(REQUIRED TASK):
Copy every line from the material below that holds "πρώτῳ".

(MATERIAL FOR THIS TASK):
☆ ☆ ☆ ☆
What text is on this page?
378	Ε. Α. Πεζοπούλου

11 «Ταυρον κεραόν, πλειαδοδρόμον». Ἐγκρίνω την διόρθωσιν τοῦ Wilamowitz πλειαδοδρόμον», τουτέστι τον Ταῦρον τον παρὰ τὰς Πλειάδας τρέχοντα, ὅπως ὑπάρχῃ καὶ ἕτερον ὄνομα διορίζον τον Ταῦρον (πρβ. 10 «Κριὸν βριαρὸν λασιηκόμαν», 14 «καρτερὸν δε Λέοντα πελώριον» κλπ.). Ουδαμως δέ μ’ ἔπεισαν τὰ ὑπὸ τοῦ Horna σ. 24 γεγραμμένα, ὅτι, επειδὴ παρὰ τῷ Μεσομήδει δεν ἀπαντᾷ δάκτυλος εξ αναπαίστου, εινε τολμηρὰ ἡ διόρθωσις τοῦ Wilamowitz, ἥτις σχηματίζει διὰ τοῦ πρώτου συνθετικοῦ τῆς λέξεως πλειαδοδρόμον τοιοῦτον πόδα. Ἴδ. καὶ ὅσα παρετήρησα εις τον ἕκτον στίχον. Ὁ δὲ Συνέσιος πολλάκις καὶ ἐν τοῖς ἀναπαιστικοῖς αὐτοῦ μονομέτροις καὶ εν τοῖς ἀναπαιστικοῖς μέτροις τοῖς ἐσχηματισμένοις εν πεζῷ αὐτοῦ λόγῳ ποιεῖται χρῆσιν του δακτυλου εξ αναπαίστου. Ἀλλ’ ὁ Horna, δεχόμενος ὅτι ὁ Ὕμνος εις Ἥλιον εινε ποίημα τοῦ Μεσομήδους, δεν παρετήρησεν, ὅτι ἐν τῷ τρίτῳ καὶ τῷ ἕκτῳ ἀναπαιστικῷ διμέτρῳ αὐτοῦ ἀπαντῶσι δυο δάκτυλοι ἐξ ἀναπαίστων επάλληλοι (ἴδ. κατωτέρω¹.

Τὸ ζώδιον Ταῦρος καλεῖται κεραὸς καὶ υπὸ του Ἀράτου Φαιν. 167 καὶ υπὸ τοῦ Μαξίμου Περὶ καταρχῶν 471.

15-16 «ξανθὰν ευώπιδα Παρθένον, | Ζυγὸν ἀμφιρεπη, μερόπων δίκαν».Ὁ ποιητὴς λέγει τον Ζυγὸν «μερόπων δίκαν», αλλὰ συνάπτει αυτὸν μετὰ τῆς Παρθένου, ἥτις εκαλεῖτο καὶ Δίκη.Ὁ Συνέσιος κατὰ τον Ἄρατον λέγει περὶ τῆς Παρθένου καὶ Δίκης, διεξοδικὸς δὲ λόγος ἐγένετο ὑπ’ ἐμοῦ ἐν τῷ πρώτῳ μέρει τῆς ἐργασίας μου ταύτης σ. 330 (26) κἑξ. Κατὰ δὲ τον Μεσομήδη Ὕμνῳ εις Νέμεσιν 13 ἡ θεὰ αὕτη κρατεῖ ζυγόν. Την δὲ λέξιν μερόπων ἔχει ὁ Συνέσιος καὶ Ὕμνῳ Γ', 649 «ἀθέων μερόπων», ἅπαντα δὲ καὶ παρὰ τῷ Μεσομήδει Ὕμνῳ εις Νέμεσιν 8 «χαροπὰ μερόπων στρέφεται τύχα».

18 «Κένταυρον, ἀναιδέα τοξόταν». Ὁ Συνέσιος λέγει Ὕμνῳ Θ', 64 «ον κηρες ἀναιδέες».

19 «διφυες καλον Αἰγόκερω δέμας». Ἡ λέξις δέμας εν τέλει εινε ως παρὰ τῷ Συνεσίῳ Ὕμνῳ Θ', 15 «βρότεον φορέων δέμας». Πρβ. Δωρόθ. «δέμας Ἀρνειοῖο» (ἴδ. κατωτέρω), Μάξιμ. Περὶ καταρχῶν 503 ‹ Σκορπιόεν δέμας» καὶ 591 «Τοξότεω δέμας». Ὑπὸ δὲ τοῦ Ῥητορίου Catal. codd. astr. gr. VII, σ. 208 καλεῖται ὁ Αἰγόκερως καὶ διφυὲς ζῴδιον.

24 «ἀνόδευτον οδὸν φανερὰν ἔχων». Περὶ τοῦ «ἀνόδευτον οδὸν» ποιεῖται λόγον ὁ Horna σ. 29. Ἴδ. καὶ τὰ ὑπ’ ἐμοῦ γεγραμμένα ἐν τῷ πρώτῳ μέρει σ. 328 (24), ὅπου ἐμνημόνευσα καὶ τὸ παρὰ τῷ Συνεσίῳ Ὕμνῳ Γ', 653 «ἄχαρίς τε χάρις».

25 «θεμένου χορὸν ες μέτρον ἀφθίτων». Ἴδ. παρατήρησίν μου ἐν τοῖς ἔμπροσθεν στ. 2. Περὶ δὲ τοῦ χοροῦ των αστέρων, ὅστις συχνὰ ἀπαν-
☆ ☆ ☆ ☆
(FULL RESPONSE):
15-16 «ξανθὰν ευώπιδα Παρθένον, | Ζυγὸν ἀμφιρεπη, μερόπων δίκαν».Ὁ ποιητὴς λέγει τον Ζυγὸν «μερόπων δίκαν», αλλὰ συνάπτει αυτὸν μετὰ τῆς Παρθένου, ἥτις εκαλεῖτο καὶ Δίκη.Ὁ Συνέσιος κατὰ τον Ἄρατον λέγει περὶ τῆς Παρθένου καὶ Δίκης, διεξοδικὸς δὲ λόγος ἐγένετο ὑπ’ ἐμοῦ ἐν τῷ πρώτῳ μέρει τῆς ἐργασίας μου ταύτης σ. 330 (26) κἑξ. Κατὰ δὲ τον Μεσομήδη Ὕμνῳ εις Νέμεσιν 13 ἡ θεὰ αὕτη κρατεῖ ζυγόν. Την δὲ λέξιν μερόπων ἔχει ὁ Συνέσιος καὶ Ὕμνῳ Γ', 649 «ἀθέων μερόπων», ἅπαντα δὲ καὶ παρὰ τῷ Μεσομήδει Ὕμνῳ εις Νέμεσιν 8 «χαροπὰ μερόπων στρέφεται τύχα».
24 «ἀνόδευτον οδὸν φανερὰν ἔχων». Περὶ τοῦ «ἀνόδευτον οδὸν» ποιεῖται λόγον ὁ Horna σ. 29. Ἴδ. καὶ τὰ ὑπ’ ἐμοῦ γεγραμμένα ἐν τῷ πρώτῳ μέρει σ. 328 (24), ὅπου ἐμνημόνευσα καὶ τὸ παρὰ τῷ Συνεσίῳ Ὕμνῳ Γ', 653 «ἄχαρίς τε χάρις».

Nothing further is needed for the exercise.